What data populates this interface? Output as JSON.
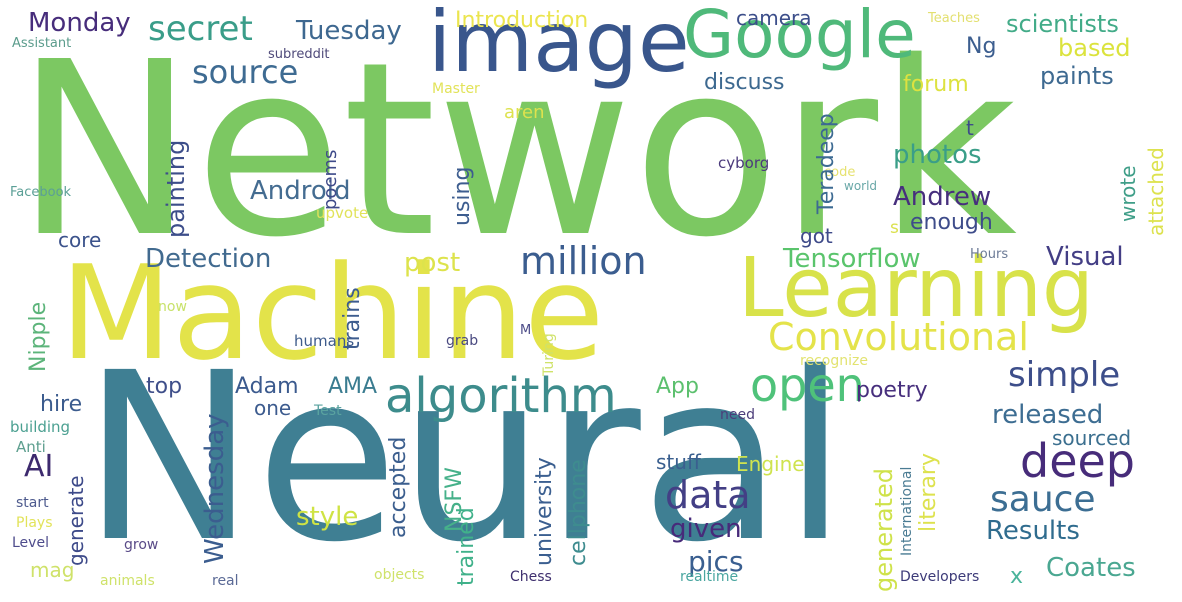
{
  "words": [
    {
      "text": "Network",
      "color": "#7cc862"
    },
    {
      "text": "Neural",
      "color": "#3f7f93"
    },
    {
      "text": "Machine",
      "color": "#e3e34a"
    },
    {
      "text": "Learning",
      "color": "#d8e24a"
    },
    {
      "text": "image",
      "color": "#39568c"
    },
    {
      "text": "Google",
      "color": "#4fb97a"
    },
    {
      "text": "algorithm",
      "color": "#3d8c8c"
    },
    {
      "text": "open",
      "color": "#4fc27a"
    },
    {
      "text": "deep",
      "color": "#472c7a"
    },
    {
      "text": "million",
      "color": "#3b5d8f"
    },
    {
      "text": "Convolutional",
      "color": "#e4e34a"
    },
    {
      "text": "data",
      "color": "#433f85"
    },
    {
      "text": "sauce",
      "color": "#3c6e93"
    },
    {
      "text": "simple",
      "color": "#3d4e8a"
    },
    {
      "text": "secret",
      "color": "#3a9d89"
    },
    {
      "text": "source",
      "color": "#3e6b92"
    },
    {
      "text": "Tensorflow",
      "color": "#5ac46c"
    },
    {
      "text": "Detection",
      "color": "#416a8f"
    },
    {
      "text": "Monday",
      "color": "#472d7b"
    },
    {
      "text": "Tuesday",
      "color": "#3e6890"
    },
    {
      "text": "Android",
      "color": "#446c91"
    },
    {
      "text": "photos",
      "color": "#3a9e88"
    },
    {
      "text": "Andrew",
      "color": "#472f7d"
    },
    {
      "text": "Visual",
      "color": "#433e85"
    },
    {
      "text": "released",
      "color": "#3d6d92"
    },
    {
      "text": "Results",
      "color": "#2f6c8e"
    },
    {
      "text": "Coates",
      "color": "#4aa791"
    },
    {
      "text": "pics",
      "color": "#3a5f90"
    },
    {
      "text": "given",
      "color": "#472a7a"
    },
    {
      "text": "style",
      "color": "#cfe344"
    },
    {
      "text": "scientists",
      "color": "#42ab88"
    },
    {
      "text": "based",
      "color": "#dbe33d"
    },
    {
      "text": "paints",
      "color": "#3e6a91"
    },
    {
      "text": "forum",
      "color": "#dde240"
    },
    {
      "text": "discuss",
      "color": "#3d6990"
    },
    {
      "text": "camera",
      "color": "#3c4e8a"
    },
    {
      "text": "Introduction",
      "color": "#ebe54f"
    },
    {
      "text": "Ng",
      "color": "#3c5e8f"
    },
    {
      "text": "enough",
      "color": "#3e4c8a"
    },
    {
      "text": "got",
      "color": "#3e4a89"
    },
    {
      "text": "post",
      "color": "#dde34c"
    },
    {
      "text": "core",
      "color": "#3b528b"
    },
    {
      "text": "top",
      "color": "#3f4f8a"
    },
    {
      "text": "Adam",
      "color": "#3b5a8e"
    },
    {
      "text": "AMA",
      "color": "#3a7c90"
    },
    {
      "text": "App",
      "color": "#5cc06e"
    },
    {
      "text": "one",
      "color": "#3c5b8e"
    },
    {
      "text": "poetry",
      "color": "#472f7d"
    },
    {
      "text": "hire",
      "color": "#3c5c8e"
    },
    {
      "text": "AI",
      "color": "#3d2a6e"
    },
    {
      "text": "sourced",
      "color": "#3b6f8f"
    },
    {
      "text": "stuff",
      "color": "#3a5f8f"
    },
    {
      "text": "Engine",
      "color": "#cfe34f"
    },
    {
      "text": "mag",
      "color": "#cfe26a"
    },
    {
      "text": "x",
      "color": "#4ab49b"
    },
    {
      "text": "aren",
      "color": "#dde24e"
    },
    {
      "text": "Master",
      "color": "#e2e35a"
    },
    {
      "text": "Teaches",
      "color": "#e3e070"
    },
    {
      "text": "Assistant",
      "color": "#5b9c8c"
    },
    {
      "text": "subreddit",
      "color": "#4f4a7a"
    },
    {
      "text": "Facebook",
      "color": "#5b9f96"
    },
    {
      "text": "cyborg",
      "color": "#4b3a7c"
    },
    {
      "text": "code",
      "color": "#e6e270"
    },
    {
      "text": "world",
      "color": "#6aa8a8"
    },
    {
      "text": "upvote",
      "color": "#e1e35a"
    },
    {
      "text": "Hours",
      "color": "#6b7a96"
    },
    {
      "text": "s",
      "color": "#dbe14e"
    },
    {
      "text": "t",
      "color": "#3e4c89"
    },
    {
      "text": "now",
      "color": "#c8e26a"
    },
    {
      "text": "humans",
      "color": "#3e5b8b"
    },
    {
      "text": "grab",
      "color": "#4a4a80"
    },
    {
      "text": "M",
      "color": "#4d4d88"
    },
    {
      "text": "recognize",
      "color": "#e2e370"
    },
    {
      "text": "Test",
      "color": "#5aa3a0"
    },
    {
      "text": "need",
      "color": "#4c3d7a"
    },
    {
      "text": "building",
      "color": "#4ba091"
    },
    {
      "text": "Anti",
      "color": "#5e9f8f"
    },
    {
      "text": "start",
      "color": "#4e5b8e"
    },
    {
      "text": "Plays",
      "color": "#e2e35a"
    },
    {
      "text": "Level",
      "color": "#4e4c8c"
    },
    {
      "text": "grow",
      "color": "#5a4b88"
    },
    {
      "text": "animals",
      "color": "#cfe26a"
    },
    {
      "text": "real",
      "color": "#5b6a96"
    },
    {
      "text": "objects",
      "color": "#cfe26a"
    },
    {
      "text": "Chess",
      "color": "#3e2f6e"
    },
    {
      "text": "realtime",
      "color": "#4aa6a0"
    },
    {
      "text": "Developers",
      "color": "#3c3a78"
    },
    {
      "text": "Wednesday",
      "color": "#3b5d8f"
    },
    {
      "text": "Nipple",
      "color": "#5cb47a"
    },
    {
      "text": "generate",
      "color": "#3d4a89"
    },
    {
      "text": "accepted",
      "color": "#3b5e8e"
    },
    {
      "text": "NSFW",
      "color": "#46b18a"
    },
    {
      "text": "trained",
      "color": "#40b18a"
    },
    {
      "text": "university",
      "color": "#3b5f90"
    },
    {
      "text": "cellphone",
      "color": "#3e8c8f"
    },
    {
      "text": "generated",
      "color": "#cfe24a"
    },
    {
      "text": "literary",
      "color": "#dde24e"
    },
    {
      "text": "International",
      "color": "#4a7b93"
    },
    {
      "text": "trains",
      "color": "#3d5c8e"
    },
    {
      "text": "Turing",
      "color": "#cfe26a"
    },
    {
      "text": "painting",
      "color": "#3d4e8a"
    },
    {
      "text": "poems",
      "color": "#3e4a89"
    },
    {
      "text": "using",
      "color": "#3d5d8f"
    },
    {
      "text": "Teradeep",
      "color": "#3c6a92"
    },
    {
      "text": "wrote",
      "color": "#3f9e88"
    },
    {
      "text": "attached",
      "color": "#dde24e"
    }
  ]
}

* [Short exercise]:
Reproduce the whole listing exactly, but not the images in it.

* [Response to the exercise]:
What data populates this interface? Output as JSON.
{
  "words": [
    {
      "text": "Network",
      "color": "#7cc862"
    },
    {
      "text": "Neural",
      "color": "#3f7f93"
    },
    {
      "text": "Machine",
      "color": "#e3e34a"
    },
    {
      "text": "Learning",
      "color": "#d8e24a"
    },
    {
      "text": "image",
      "color": "#39568c"
    },
    {
      "text": "Google",
      "color": "#4fb97a"
    },
    {
      "text": "algorithm",
      "color": "#3d8c8c"
    },
    {
      "text": "open",
      "color": "#4fc27a"
    },
    {
      "text": "deep",
      "color": "#472c7a"
    },
    {
      "text": "million",
      "color": "#3b5d8f"
    },
    {
      "text": "Convolutional",
      "color": "#e4e34a"
    },
    {
      "text": "data",
      "color": "#433f85"
    },
    {
      "text": "sauce",
      "color": "#3c6e93"
    },
    {
      "text": "simple",
      "color": "#3d4e8a"
    },
    {
      "text": "secret",
      "color": "#3a9d89"
    },
    {
      "text": "source",
      "color": "#3e6b92"
    },
    {
      "text": "Tensorflow",
      "color": "#5ac46c"
    },
    {
      "text": "Detection",
      "color": "#416a8f"
    },
    {
      "text": "Monday",
      "color": "#472d7b"
    },
    {
      "text": "Tuesday",
      "color": "#3e6890"
    },
    {
      "text": "Android",
      "color": "#446c91"
    },
    {
      "text": "photos",
      "color": "#3a9e88"
    },
    {
      "text": "Andrew",
      "color": "#472f7d"
    },
    {
      "text": "Visual",
      "color": "#433e85"
    },
    {
      "text": "released",
      "color": "#3d6d92"
    },
    {
      "text": "Results",
      "color": "#2f6c8e"
    },
    {
      "text": "Coates",
      "color": "#4aa791"
    },
    {
      "text": "pics",
      "color": "#3a5f90"
    },
    {
      "text": "given",
      "color": "#472a7a"
    },
    {
      "text": "style",
      "color": "#cfe344"
    },
    {
      "text": "scientists",
      "color": "#42ab88"
    },
    {
      "text": "based",
      "color": "#dbe33d"
    },
    {
      "text": "paints",
      "color": "#3e6a91"
    },
    {
      "text": "forum",
      "color": "#dde240"
    },
    {
      "text": "discuss",
      "color": "#3d6990"
    },
    {
      "text": "camera",
      "color": "#3c4e8a"
    },
    {
      "text": "Introduction",
      "color": "#ebe54f"
    },
    {
      "text": "Ng",
      "color": "#3c5e8f"
    },
    {
      "text": "enough",
      "color": "#3e4c8a"
    },
    {
      "text": "got",
      "color": "#3e4a89"
    },
    {
      "text": "post",
      "color": "#dde34c"
    },
    {
      "text": "core",
      "color": "#3b528b"
    },
    {
      "text": "top",
      "color": "#3f4f8a"
    },
    {
      "text": "Adam",
      "color": "#3b5a8e"
    },
    {
      "text": "AMA",
      "color": "#3a7c90"
    },
    {
      "text": "App",
      "color": "#5cc06e"
    },
    {
      "text": "one",
      "color": "#3c5b8e"
    },
    {
      "text": "poetry",
      "color": "#472f7d"
    },
    {
      "text": "hire",
      "color": "#3c5c8e"
    },
    {
      "text": "AI",
      "color": "#3d2a6e"
    },
    {
      "text": "sourced",
      "color": "#3b6f8f"
    },
    {
      "text": "stuff",
      "color": "#3a5f8f"
    },
    {
      "text": "Engine",
      "color": "#cfe34f"
    },
    {
      "text": "mag",
      "color": "#cfe26a"
    },
    {
      "text": "x",
      "color": "#4ab49b"
    },
    {
      "text": "aren",
      "color": "#dde24e"
    },
    {
      "text": "Master",
      "color": "#e2e35a"
    },
    {
      "text": "Teaches",
      "color": "#e3e070"
    },
    {
      "text": "Assistant",
      "color": "#5b9c8c"
    },
    {
      "text": "subreddit",
      "color": "#4f4a7a"
    },
    {
      "text": "Facebook",
      "color": "#5b9f96"
    },
    {
      "text": "cyborg",
      "color": "#4b3a7c"
    },
    {
      "text": "code",
      "color": "#e6e270"
    },
    {
      "text": "world",
      "color": "#6aa8a8"
    },
    {
      "text": "upvote",
      "color": "#e1e35a"
    },
    {
      "text": "Hours",
      "color": "#6b7a96"
    },
    {
      "text": "s",
      "color": "#dbe14e"
    },
    {
      "text": "t",
      "color": "#3e4c89"
    },
    {
      "text": "now",
      "color": "#c8e26a"
    },
    {
      "text": "humans",
      "color": "#3e5b8b"
    },
    {
      "text": "grab",
      "color": "#4a4a80"
    },
    {
      "text": "M",
      "color": "#4d4d88"
    },
    {
      "text": "recognize",
      "color": "#e2e370"
    },
    {
      "text": "Test",
      "color": "#5aa3a0"
    },
    {
      "text": "need",
      "color": "#4c3d7a"
    },
    {
      "text": "building",
      "color": "#4ba091"
    },
    {
      "text": "Anti",
      "color": "#5e9f8f"
    },
    {
      "text": "start",
      "color": "#4e5b8e"
    },
    {
      "text": "Plays",
      "color": "#e2e35a"
    },
    {
      "text": "Level",
      "color": "#4e4c8c"
    },
    {
      "text": "grow",
      "color": "#5a4b88"
    },
    {
      "text": "animals",
      "color": "#cfe26a"
    },
    {
      "text": "real",
      "color": "#5b6a96"
    },
    {
      "text": "objects",
      "color": "#cfe26a"
    },
    {
      "text": "Chess",
      "color": "#3e2f6e"
    },
    {
      "text": "realtime",
      "color": "#4aa6a0"
    },
    {
      "text": "Developers",
      "color": "#3c3a78"
    },
    {
      "text": "Wednesday",
      "color": "#3b5d8f"
    },
    {
      "text": "Nipple",
      "color": "#5cb47a"
    },
    {
      "text": "generate",
      "color": "#3d4a89"
    },
    {
      "text": "accepted",
      "color": "#3b5e8e"
    },
    {
      "text": "NSFW",
      "color": "#46b18a"
    },
    {
      "text": "trained",
      "color": "#40b18a"
    },
    {
      "text": "university",
      "color": "#3b5f90"
    },
    {
      "text": "cellphone",
      "color": "#3e8c8f"
    },
    {
      "text": "generated",
      "color": "#cfe24a"
    },
    {
      "text": "literary",
      "color": "#dde24e"
    },
    {
      "text": "International",
      "color": "#4a7b93"
    },
    {
      "text": "trains",
      "color": "#3d5c8e"
    },
    {
      "text": "Turing",
      "color": "#cfe26a"
    },
    {
      "text": "painting",
      "color": "#3d4e8a"
    },
    {
      "text": "poems",
      "color": "#3e4a89"
    },
    {
      "text": "using",
      "color": "#3d5d8f"
    },
    {
      "text": "Teradeep",
      "color": "#3c6a92"
    },
    {
      "text": "wrote",
      "color": "#3f9e88"
    },
    {
      "text": "attached",
      "color": "#dde24e"
    }
  ]
}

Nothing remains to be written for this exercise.